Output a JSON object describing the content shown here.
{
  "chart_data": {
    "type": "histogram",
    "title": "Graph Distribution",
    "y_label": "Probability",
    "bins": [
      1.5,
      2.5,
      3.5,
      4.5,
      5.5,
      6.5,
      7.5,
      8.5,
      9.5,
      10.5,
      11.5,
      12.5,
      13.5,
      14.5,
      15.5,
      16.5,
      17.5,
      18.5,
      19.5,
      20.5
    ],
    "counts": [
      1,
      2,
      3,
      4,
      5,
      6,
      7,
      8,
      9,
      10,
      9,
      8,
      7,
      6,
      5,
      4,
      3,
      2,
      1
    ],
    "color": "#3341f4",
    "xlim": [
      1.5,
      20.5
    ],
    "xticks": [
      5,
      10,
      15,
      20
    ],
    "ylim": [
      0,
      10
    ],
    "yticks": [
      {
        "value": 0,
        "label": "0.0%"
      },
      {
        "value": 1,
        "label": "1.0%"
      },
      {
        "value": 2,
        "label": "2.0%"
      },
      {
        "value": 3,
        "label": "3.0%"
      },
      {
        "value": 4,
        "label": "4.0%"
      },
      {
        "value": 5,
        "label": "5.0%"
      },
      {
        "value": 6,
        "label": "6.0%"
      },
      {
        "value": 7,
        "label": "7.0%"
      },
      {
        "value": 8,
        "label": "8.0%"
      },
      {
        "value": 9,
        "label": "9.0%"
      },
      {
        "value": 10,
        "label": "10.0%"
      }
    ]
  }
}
• • •
→ **Aim**
Go through the listing and copy all of it exactly.

→ **Output of the exercise**
Output a JSON object describing the content shown here.
{
  "chart_data": {
    "type": "histogram",
    "title": "Graph Distribution",
    "y_label": "Probability",
    "bins": [
      1.5,
      2.5,
      3.5,
      4.5,
      5.5,
      6.5,
      7.5,
      8.5,
      9.5,
      10.5,
      11.5,
      12.5,
      13.5,
      14.5,
      15.5,
      16.5,
      17.5,
      18.5,
      19.5,
      20.5
    ],
    "counts": [
      1,
      2,
      3,
      4,
      5,
      6,
      7,
      8,
      9,
      10,
      9,
      8,
      7,
      6,
      5,
      4,
      3,
      2,
      1
    ],
    "color": "#3341f4",
    "xlim": [
      1.5,
      20.5
    ],
    "xticks": [
      5,
      10,
      15,
      20
    ],
    "ylim": [
      0,
      10
    ],
    "yticks": [
      {
        "value": 0,
        "label": "0.0%"
      },
      {
        "value": 1,
        "label": "1.0%"
      },
      {
        "value": 2,
        "label": "2.0%"
      },
      {
        "value": 3,
        "label": "3.0%"
      },
      {
        "value": 4,
        "label": "4.0%"
      },
      {
        "value": 5,
        "label": "5.0%"
      },
      {
        "value": 6,
        "label": "6.0%"
      },
      {
        "value": 7,
        "label": "7.0%"
      },
      {
        "value": 8,
        "label": "8.0%"
      },
      {
        "value": 9,
        "label": "9.0%"
      },
      {
        "value": 10,
        "label": "10.0%"
      }
    ]
  }
}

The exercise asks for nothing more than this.